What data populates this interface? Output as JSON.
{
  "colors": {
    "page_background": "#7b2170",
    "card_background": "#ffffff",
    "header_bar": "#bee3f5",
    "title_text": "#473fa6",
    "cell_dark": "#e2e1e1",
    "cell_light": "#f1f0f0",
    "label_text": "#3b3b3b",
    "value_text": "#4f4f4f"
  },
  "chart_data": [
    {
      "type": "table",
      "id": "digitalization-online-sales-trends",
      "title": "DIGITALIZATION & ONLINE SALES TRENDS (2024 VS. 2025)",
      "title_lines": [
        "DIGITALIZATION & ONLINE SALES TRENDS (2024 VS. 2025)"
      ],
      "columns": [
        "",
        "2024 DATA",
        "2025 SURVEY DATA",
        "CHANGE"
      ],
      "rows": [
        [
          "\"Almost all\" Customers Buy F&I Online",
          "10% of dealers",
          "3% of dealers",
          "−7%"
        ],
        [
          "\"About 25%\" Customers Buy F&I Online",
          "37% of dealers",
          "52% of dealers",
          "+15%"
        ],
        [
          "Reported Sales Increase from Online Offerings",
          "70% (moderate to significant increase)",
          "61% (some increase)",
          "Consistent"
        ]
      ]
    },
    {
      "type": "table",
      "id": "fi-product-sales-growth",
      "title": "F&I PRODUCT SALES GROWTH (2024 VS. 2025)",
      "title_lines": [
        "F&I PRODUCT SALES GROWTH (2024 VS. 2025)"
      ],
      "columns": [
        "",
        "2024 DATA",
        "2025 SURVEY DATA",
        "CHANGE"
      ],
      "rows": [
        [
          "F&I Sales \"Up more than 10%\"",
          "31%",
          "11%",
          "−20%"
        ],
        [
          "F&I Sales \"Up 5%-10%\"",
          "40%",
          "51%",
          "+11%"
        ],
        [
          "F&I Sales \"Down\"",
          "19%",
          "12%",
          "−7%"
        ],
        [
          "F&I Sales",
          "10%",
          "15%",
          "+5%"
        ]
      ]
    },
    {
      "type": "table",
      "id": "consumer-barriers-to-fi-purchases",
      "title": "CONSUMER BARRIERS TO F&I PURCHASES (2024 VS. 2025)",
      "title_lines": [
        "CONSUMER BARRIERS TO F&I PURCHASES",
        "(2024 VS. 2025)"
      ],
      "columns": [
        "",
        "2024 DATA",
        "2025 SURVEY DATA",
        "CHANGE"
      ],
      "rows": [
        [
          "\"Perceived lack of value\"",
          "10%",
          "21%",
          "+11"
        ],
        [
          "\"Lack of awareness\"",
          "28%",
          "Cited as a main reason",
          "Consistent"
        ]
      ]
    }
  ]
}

+-------+

SET TASK
Reproduce every line of the material above exactly.

TASK OUTPUT
What data populates this interface? Output as JSON.
{
  "colors": {
    "page_background": "#7b2170",
    "card_background": "#ffffff",
    "header_bar": "#bee3f5",
    "title_text": "#473fa6",
    "cell_dark": "#e2e1e1",
    "cell_light": "#f1f0f0",
    "label_text": "#3b3b3b",
    "value_text": "#4f4f4f"
  },
  "chart_data": [
    {
      "type": "table",
      "id": "digitalization-online-sales-trends",
      "title": "DIGITALIZATION & ONLINE SALES TRENDS (2024 VS. 2025)",
      "title_lines": [
        "DIGITALIZATION & ONLINE SALES TRENDS (2024 VS. 2025)"
      ],
      "columns": [
        "",
        "2024 DATA",
        "2025 SURVEY DATA",
        "CHANGE"
      ],
      "rows": [
        [
          "\"Almost all\" Customers Buy F&I Online",
          "10% of dealers",
          "3% of dealers",
          "−7%"
        ],
        [
          "\"About 25%\" Customers Buy F&I Online",
          "37% of dealers",
          "52% of dealers",
          "+15%"
        ],
        [
          "Reported Sales Increase from Online Offerings",
          "70% (moderate to significant increase)",
          "61% (some increase)",
          "Consistent"
        ]
      ]
    },
    {
      "type": "table",
      "id": "fi-product-sales-growth",
      "title": "F&I PRODUCT SALES GROWTH (2024 VS. 2025)",
      "title_lines": [
        "F&I PRODUCT SALES GROWTH (2024 VS. 2025)"
      ],
      "columns": [
        "",
        "2024 DATA",
        "2025 SURVEY DATA",
        "CHANGE"
      ],
      "rows": [
        [
          "F&I Sales \"Up more than 10%\"",
          "31%",
          "11%",
          "−20%"
        ],
        [
          "F&I Sales \"Up 5%-10%\"",
          "40%",
          "51%",
          "+11%"
        ],
        [
          "F&I Sales \"Down\"",
          "19%",
          "12%",
          "−7%"
        ],
        [
          "F&I Sales",
          "10%",
          "15%",
          "+5%"
        ]
      ]
    },
    {
      "type": "table",
      "id": "consumer-barriers-to-fi-purchases",
      "title": "CONSUMER BARRIERS TO F&I PURCHASES (2024 VS. 2025)",
      "title_lines": [
        "CONSUMER BARRIERS TO F&I PURCHASES",
        "(2024 VS. 2025)"
      ],
      "columns": [
        "",
        "2024 DATA",
        "2025 SURVEY DATA",
        "CHANGE"
      ],
      "rows": [
        [
          "\"Perceived lack of value\"",
          "10%",
          "21%",
          "+11"
        ],
        [
          "\"Lack of awareness\"",
          "28%",
          "Cited as a main reason",
          "Consistent"
        ]
      ]
    }
  ]
}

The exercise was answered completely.